====== RECORDS FOR THE TASK

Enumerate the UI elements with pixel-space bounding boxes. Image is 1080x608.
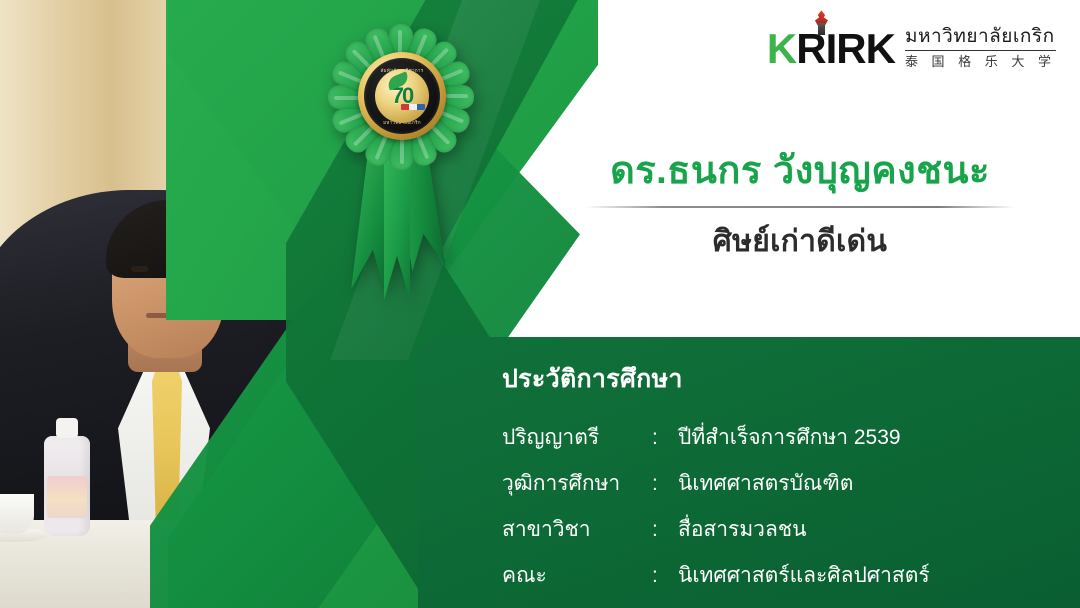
education-row: ปริญญาตรี:ปีที่สำเร็จการศึกษา 2539	[502, 421, 1060, 454]
name-divider	[585, 206, 1015, 208]
education-row-value: นิเทศศาสตร์และศิลปศาสตร์	[678, 559, 930, 592]
education-row-value: ปีที่สำเร็จการศึกษา 2539	[678, 421, 901, 454]
wordmark-rest: RIRK	[796, 25, 895, 72]
education-rows: ปริญญาตรี:ปีที่สำเร็จการศึกษา 2539วุฒิกา…	[502, 421, 1060, 605]
education-row-value: นิเทศศาสตรบัณฑิต	[678, 467, 853, 500]
logo-thai-name: มหาวิทยาลัยเกริก	[905, 26, 1056, 51]
logo-thai-block: มหาวิทยาลัยเกริก 泰 国 格 乐 大 学	[905, 26, 1056, 73]
name-block: ดร.ธนกร วังบุญคงชนะ ศิษย์เก่าดีเด่น	[560, 150, 1040, 265]
education-row-value: สื่อสารมวลชน	[678, 513, 806, 546]
education-row: สาขาวิชา:สื่อสารมวลชน	[502, 513, 1060, 546]
medal-disc: สัมพันธ์ภาพวิชาการ มหาวิทยาลัยเกริก 70	[358, 52, 446, 140]
person-role: ศิษย์เก่าดีเด่น	[560, 218, 1040, 265]
education-row-colon: :	[652, 518, 678, 542]
medal-inner-emblem: 70	[375, 69, 429, 123]
panel-title: ประวัติการศึกษา	[502, 359, 683, 399]
education-panel: ประวัติการศึกษา ปริญญาตรี:ปีที่สำเร็จการ…	[418, 337, 1080, 608]
education-row-label: วุฒิการศึกษา	[502, 467, 652, 500]
logo-chinese-name: 泰 国 格 乐 大 学	[905, 52, 1056, 71]
education-row-colon: :	[652, 564, 678, 588]
rosette-award-ribbon-icon: สัมพันธ์ภาพวิชาการ มหาวิทยาลัยเกริก 70	[326, 22, 476, 292]
medal-flag-bar	[401, 104, 425, 110]
krirk-university-logo: KRIRK มหาวิทยาลัยเกริก 泰 国 格 乐 大 学	[767, 26, 1056, 73]
torch-stem	[818, 23, 825, 35]
education-row-colon: :	[652, 472, 678, 496]
education-row: คณะ:นิเทศศาสตร์และศิลปศาสตร์	[502, 559, 1060, 592]
torch-flame-icon	[813, 10, 830, 34]
education-row-label: สาขาวิชา	[502, 513, 652, 546]
education-row-label: คณะ	[502, 559, 652, 592]
slide-canvas: สัมพันธ์ภาพวิชาการ มหาวิทยาลัยเกริก 70 K…	[0, 0, 1080, 608]
person-name: ดร.ธนกร วังบุญคงชนะ	[560, 150, 1040, 194]
education-row: วุฒิการศึกษา:นิเทศศาสตรบัณฑิต	[502, 467, 1060, 500]
wordmark-letter-k: K	[767, 25, 796, 72]
krirk-wordmark: KRIRK	[767, 28, 895, 70]
education-row-colon: :	[652, 426, 678, 450]
education-row-label: ปริญญาตรี	[502, 421, 652, 454]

============

WHAT IS EXPECTED: Copy every line of the rows above without any changes, leaving out the pictures.

CORRECT ANSWER:
Enumerate the UI elements with pixel-space bounding boxes. Image is 1080x608.
education-row: ปริญญาตรี:ปีที่สำเร็จการศึกษา 2539	[502, 421, 1060, 454]
name-divider	[585, 206, 1015, 208]
education-row-value: นิเทศศาสตร์และศิลปศาสตร์	[678, 559, 930, 592]
education-row-value: ปีที่สำเร็จการศึกษา 2539	[678, 421, 901, 454]
wordmark-rest: RIRK	[796, 25, 895, 72]
education-rows: ปริญญาตรี:ปีที่สำเร็จการศึกษา 2539วุฒิกา…	[502, 421, 1060, 605]
education-row-value: นิเทศศาสตรบัณฑิต	[678, 467, 853, 500]
logo-thai-name: มหาวิทยาลัยเกริก	[905, 26, 1056, 51]
logo-thai-block: มหาวิทยาลัยเกริก 泰 国 格 乐 大 学	[905, 26, 1056, 73]
name-block: ดร.ธนกร วังบุญคงชนะ ศิษย์เก่าดีเด่น	[560, 150, 1040, 265]
education-row-value: สื่อสารมวลชน	[678, 513, 806, 546]
education-row: สาขาวิชา:สื่อสารมวลชน	[502, 513, 1060, 546]
medal-disc: สัมพันธ์ภาพวิชาการ มหาวิทยาลัยเกริก 70	[358, 52, 446, 140]
person-role: ศิษย์เก่าดีเด่น	[560, 218, 1040, 265]
education-row-colon: :	[652, 518, 678, 542]
medal-inner-emblem: 70	[375, 69, 429, 123]
panel-title: ประวัติการศึกษา	[502, 359, 683, 399]
education-panel: ประวัติการศึกษา ปริญญาตรี:ปีที่สำเร็จการ…	[418, 337, 1080, 608]
education-row-label: วุฒิการศึกษา	[502, 467, 652, 500]
logo-chinese-name: 泰 国 格 乐 大 学	[905, 52, 1056, 71]
education-row-colon: :	[652, 564, 678, 588]
rosette-award-ribbon-icon: สัมพันธ์ภาพวิชาการ มหาวิทยาลัยเกริก 70	[326, 22, 476, 292]
medal-flag-bar	[401, 104, 425, 110]
krirk-university-logo: KRIRK มหาวิทยาลัยเกริก 泰 国 格 乐 大 学	[767, 26, 1056, 73]
torch-stem	[818, 23, 825, 35]
education-row-colon: :	[652, 472, 678, 496]
education-row: คณะ:นิเทศศาสตร์และศิลปศาสตร์	[502, 559, 1060, 592]
torch-flame-icon	[813, 10, 830, 34]
education-row-label: สาขาวิชา	[502, 513, 652, 546]
education-row-label: คณะ	[502, 559, 652, 592]
slide-canvas: สัมพันธ์ภาพวิชาการ มหาวิทยาลัยเกริก 70 K…	[0, 0, 1080, 608]
person-name: ดร.ธนกร วังบุญคงชนะ	[560, 150, 1040, 194]
education-row: วุฒิการศึกษา:นิเทศศาสตรบัณฑิต	[502, 467, 1060, 500]
wordmark-letter-k: K	[767, 25, 796, 72]
krirk-wordmark: KRIRK	[767, 28, 895, 70]
education-row-colon: :	[652, 426, 678, 450]
education-row-label: ปริญญาตรี	[502, 421, 652, 454]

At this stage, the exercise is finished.